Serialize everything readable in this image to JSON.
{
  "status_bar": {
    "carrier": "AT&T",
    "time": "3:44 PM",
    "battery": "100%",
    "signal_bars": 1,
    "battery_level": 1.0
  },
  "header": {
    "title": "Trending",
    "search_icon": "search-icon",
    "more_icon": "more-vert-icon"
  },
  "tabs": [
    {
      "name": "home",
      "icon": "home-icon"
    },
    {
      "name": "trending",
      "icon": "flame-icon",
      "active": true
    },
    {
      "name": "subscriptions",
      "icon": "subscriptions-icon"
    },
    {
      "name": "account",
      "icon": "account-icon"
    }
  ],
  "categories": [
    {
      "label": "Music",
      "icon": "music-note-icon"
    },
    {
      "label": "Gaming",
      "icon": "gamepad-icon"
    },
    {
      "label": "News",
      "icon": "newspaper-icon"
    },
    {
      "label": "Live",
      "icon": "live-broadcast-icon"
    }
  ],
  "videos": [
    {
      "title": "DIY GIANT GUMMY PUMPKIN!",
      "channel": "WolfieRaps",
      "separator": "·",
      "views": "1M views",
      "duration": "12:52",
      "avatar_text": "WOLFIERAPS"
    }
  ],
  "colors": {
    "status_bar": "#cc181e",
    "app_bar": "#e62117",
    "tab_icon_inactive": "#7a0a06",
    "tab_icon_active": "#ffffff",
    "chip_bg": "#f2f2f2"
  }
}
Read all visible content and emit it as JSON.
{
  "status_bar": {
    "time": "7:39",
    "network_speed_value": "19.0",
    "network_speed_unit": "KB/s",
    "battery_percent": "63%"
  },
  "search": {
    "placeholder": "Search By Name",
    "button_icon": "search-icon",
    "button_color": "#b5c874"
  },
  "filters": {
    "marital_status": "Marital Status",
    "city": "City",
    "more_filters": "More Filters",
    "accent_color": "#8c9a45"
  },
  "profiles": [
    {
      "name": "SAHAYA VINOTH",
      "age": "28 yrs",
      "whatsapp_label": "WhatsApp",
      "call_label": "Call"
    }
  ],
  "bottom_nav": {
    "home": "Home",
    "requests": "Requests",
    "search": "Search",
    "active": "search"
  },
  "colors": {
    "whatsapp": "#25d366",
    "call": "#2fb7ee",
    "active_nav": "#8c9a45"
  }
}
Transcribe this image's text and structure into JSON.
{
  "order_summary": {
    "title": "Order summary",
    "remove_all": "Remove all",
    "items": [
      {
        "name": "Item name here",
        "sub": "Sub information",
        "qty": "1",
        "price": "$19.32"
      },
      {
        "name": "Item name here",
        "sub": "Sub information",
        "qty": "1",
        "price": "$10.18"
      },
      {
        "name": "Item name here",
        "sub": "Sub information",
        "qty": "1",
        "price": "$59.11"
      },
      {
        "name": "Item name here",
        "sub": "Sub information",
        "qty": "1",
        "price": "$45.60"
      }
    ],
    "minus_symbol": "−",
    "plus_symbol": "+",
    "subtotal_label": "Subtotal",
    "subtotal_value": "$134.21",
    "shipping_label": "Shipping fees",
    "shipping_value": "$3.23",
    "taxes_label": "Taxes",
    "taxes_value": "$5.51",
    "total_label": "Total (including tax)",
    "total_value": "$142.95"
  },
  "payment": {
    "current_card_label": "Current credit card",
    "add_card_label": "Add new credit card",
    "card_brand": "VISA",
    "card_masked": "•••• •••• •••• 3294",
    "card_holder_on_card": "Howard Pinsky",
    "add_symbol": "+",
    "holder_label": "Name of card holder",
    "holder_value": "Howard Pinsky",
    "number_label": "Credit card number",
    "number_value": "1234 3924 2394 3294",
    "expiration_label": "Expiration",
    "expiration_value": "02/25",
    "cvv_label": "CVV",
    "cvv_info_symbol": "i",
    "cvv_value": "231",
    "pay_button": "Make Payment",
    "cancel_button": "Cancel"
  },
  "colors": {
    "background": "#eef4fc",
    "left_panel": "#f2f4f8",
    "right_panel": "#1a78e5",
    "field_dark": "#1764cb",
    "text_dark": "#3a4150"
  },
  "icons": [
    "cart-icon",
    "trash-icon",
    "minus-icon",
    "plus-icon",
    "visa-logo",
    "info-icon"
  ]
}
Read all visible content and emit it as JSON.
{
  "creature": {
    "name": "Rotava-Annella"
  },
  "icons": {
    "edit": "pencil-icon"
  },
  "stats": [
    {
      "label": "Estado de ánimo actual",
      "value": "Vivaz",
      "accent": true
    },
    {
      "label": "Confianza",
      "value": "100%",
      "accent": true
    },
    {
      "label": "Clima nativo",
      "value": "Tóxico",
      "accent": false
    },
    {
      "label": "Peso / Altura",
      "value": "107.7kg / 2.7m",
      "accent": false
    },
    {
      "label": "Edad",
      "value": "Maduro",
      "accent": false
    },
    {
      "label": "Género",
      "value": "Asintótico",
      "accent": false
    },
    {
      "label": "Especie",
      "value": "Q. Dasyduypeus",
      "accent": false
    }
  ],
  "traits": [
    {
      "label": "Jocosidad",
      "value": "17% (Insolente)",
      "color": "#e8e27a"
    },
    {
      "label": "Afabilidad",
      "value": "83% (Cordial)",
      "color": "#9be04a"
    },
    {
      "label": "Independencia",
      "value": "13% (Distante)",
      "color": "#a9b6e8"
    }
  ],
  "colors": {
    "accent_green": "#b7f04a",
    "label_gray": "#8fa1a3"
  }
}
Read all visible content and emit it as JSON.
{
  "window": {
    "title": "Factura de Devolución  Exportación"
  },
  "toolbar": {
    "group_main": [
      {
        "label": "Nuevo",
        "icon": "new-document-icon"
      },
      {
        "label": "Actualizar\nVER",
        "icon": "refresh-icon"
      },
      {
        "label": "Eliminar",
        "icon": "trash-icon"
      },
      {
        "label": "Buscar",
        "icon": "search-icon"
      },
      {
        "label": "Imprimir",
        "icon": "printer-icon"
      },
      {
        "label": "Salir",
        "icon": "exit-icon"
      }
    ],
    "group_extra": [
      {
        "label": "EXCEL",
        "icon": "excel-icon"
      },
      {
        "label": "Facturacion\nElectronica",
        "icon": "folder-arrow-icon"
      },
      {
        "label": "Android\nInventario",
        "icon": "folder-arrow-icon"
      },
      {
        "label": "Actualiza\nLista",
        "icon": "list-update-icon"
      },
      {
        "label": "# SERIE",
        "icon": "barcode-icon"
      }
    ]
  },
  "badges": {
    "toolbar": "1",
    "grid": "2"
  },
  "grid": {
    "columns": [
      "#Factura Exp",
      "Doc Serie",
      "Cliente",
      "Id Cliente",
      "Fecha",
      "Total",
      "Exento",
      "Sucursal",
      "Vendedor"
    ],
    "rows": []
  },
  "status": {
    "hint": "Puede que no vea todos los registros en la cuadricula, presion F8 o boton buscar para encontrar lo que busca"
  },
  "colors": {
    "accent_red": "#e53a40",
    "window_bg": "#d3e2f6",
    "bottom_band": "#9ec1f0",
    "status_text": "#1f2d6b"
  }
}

**WHAT TO DO**
The entries above should be repeated exactly, every one of them.

**WRITTEN REPLY**
Serialize everything readable in this image to JSON.
{
  "status_bar": {
    "carrier": "AT&T",
    "time": "3:44 PM",
    "battery": "100%",
    "signal_bars": 1,
    "battery_level": 1.0
  },
  "header": {
    "title": "Trending",
    "search_icon": "search-icon",
    "more_icon": "more-vert-icon"
  },
  "tabs": [
    {
      "name": "home",
      "icon": "home-icon"
    },
    {
      "name": "trending",
      "icon": "flame-icon",
      "active": true
    },
    {
      "name": "subscriptions",
      "icon": "subscriptions-icon"
    },
    {
      "name": "account",
      "icon": "account-icon"
    }
  ],
  "categories": [
    {
      "label": "Music",
      "icon": "music-note-icon"
    },
    {
      "label": "Gaming",
      "icon": "gamepad-icon"
    },
    {
      "label": "News",
      "icon": "newspaper-icon"
    },
    {
      "label": "Live",
      "icon": "live-broadcast-icon"
    }
  ],
  "videos": [
    {
      "title": "DIY GIANT GUMMY PUMPKIN!",
      "channel": "WolfieRaps",
      "separator": "·",
      "views": "1M views",
      "duration": "12:52",
      "avatar_text": "WOLFIERAPS"
    }
  ],
  "colors": {
    "status_bar": "#cc181e",
    "app_bar": "#e62117",
    "tab_icon_inactive": "#7a0a06",
    "tab_icon_active": "#ffffff",
    "chip_bg": "#f2f2f2"
  }
}
Read all visible content and emit it as JSON.
{
  "status_bar": {
    "time": "7:39",
    "network_speed_value": "19.0",
    "network_speed_unit": "KB/s",
    "battery_percent": "63%"
  },
  "search": {
    "placeholder": "Search By Name",
    "button_icon": "search-icon",
    "button_color": "#b5c874"
  },
  "filters": {
    "marital_status": "Marital Status",
    "city": "City",
    "more_filters": "More Filters",
    "accent_color": "#8c9a45"
  },
  "profiles": [
    {
      "name": "SAHAYA VINOTH",
      "age": "28 yrs",
      "whatsapp_label": "WhatsApp",
      "call_label": "Call"
    }
  ],
  "bottom_nav": {
    "home": "Home",
    "requests": "Requests",
    "search": "Search",
    "active": "search"
  },
  "colors": {
    "whatsapp": "#25d366",
    "call": "#2fb7ee",
    "active_nav": "#8c9a45"
  }
}
Transcribe this image's text and structure into JSON.
{
  "order_summary": {
    "title": "Order summary",
    "remove_all": "Remove all",
    "items": [
      {
        "name": "Item name here",
        "sub": "Sub information",
        "qty": "1",
        "price": "$19.32"
      },
      {
        "name": "Item name here",
        "sub": "Sub information",
        "qty": "1",
        "price": "$10.18"
      },
      {
        "name": "Item name here",
        "sub": "Sub information",
        "qty": "1",
        "price": "$59.11"
      },
      {
        "name": "Item name here",
        "sub": "Sub information",
        "qty": "1",
        "price": "$45.60"
      }
    ],
    "minus_symbol": "−",
    "plus_symbol": "+",
    "subtotal_label": "Subtotal",
    "subtotal_value": "$134.21",
    "shipping_label": "Shipping fees",
    "shipping_value": "$3.23",
    "taxes_label": "Taxes",
    "taxes_value": "$5.51",
    "total_label": "Total (including tax)",
    "total_value": "$142.95"
  },
  "payment": {
    "current_card_label": "Current credit card",
    "add_card_label": "Add new credit card",
    "card_brand": "VISA",
    "card_masked": "•••• •••• •••• 3294",
    "card_holder_on_card": "Howard Pinsky",
    "add_symbol": "+",
    "holder_label": "Name of card holder",
    "holder_value": "Howard Pinsky",
    "number_label": "Credit card number",
    "number_value": "1234 3924 2394 3294",
    "expiration_label": "Expiration",
    "expiration_value": "02/25",
    "cvv_label": "CVV",
    "cvv_info_symbol": "i",
    "cvv_value": "231",
    "pay_button": "Make Payment",
    "cancel_button": "Cancel"
  },
  "colors": {
    "background": "#eef4fc",
    "left_panel": "#f2f4f8",
    "right_panel": "#1a78e5",
    "field_dark": "#1764cb",
    "text_dark": "#3a4150"
  },
  "icons": [
    "cart-icon",
    "trash-icon",
    "minus-icon",
    "plus-icon",
    "visa-logo",
    "info-icon"
  ]
}
Read all visible content and emit it as JSON.
{
  "creature": {
    "name": "Rotava-Annella"
  },
  "icons": {
    "edit": "pencil-icon"
  },
  "stats": [
    {
      "label": "Estado de ánimo actual",
      "value": "Vivaz",
      "accent": true
    },
    {
      "label": "Confianza",
      "value": "100%",
      "accent": true
    },
    {
      "label": "Clima nativo",
      "value": "Tóxico",
      "accent": false
    },
    {
      "label": "Peso / Altura",
      "value": "107.7kg / 2.7m",
      "accent": false
    },
    {
      "label": "Edad",
      "value": "Maduro",
      "accent": false
    },
    {
      "label": "Género",
      "value": "Asintótico",
      "accent": false
    },
    {
      "label": "Especie",
      "value": "Q. Dasyduypeus",
      "accent": false
    }
  ],
  "traits": [
    {
      "label": "Jocosidad",
      "value": "17% (Insolente)",
      "color": "#e8e27a"
    },
    {
      "label": "Afabilidad",
      "value": "83% (Cordial)",
      "color": "#9be04a"
    },
    {
      "label": "Independencia",
      "value": "13% (Distante)",
      "color": "#a9b6e8"
    }
  ],
  "colors": {
    "accent_green": "#b7f04a",
    "label_gray": "#8fa1a3"
  }
}
Read all visible content and emit it as JSON.
{
  "window": {
    "title": "Factura de Devolución  Exportación"
  },
  "toolbar": {
    "group_main": [
      {
        "label": "Nuevo",
        "icon": "new-document-icon"
      },
      {
        "label": "Actualizar\nVER",
        "icon": "refresh-icon"
      },
      {
        "label": "Eliminar",
        "icon": "trash-icon"
      },
      {
        "label": "Buscar",
        "icon": "search-icon"
      },
      {
        "label": "Imprimir",
        "icon": "printer-icon"
      },
      {
        "label": "Salir",
        "icon": "exit-icon"
      }
    ],
    "group_extra": [
      {
        "label": "EXCEL",
        "icon": "excel-icon"
      },
      {
        "label": "Facturacion\nElectronica",
        "icon": "folder-arrow-icon"
      },
      {
        "label": "Android\nInventario",
        "icon": "folder-arrow-icon"
      },
      {
        "label": "Actualiza\nLista",
        "icon": "list-update-icon"
      },
      {
        "label": "# SERIE",
        "icon": "barcode-icon"
      }
    ]
  },
  "badges": {
    "toolbar": "1",
    "grid": "2"
  },
  "grid": {
    "columns": [
      "#Factura Exp",
      "Doc Serie",
      "Cliente",
      "Id Cliente",
      "Fecha",
      "Total",
      "Exento",
      "Sucursal",
      "Vendedor"
    ],
    "rows": []
  },
  "status": {
    "hint": "Puede que no vea todos los registros en la cuadricula, presion F8 o boton buscar para encontrar lo que busca"
  },
  "colors": {
    "accent_red": "#e53a40",
    "window_bg": "#d3e2f6",
    "bottom_band": "#9ec1f0",
    "status_text": "#1f2d6b"
  }
}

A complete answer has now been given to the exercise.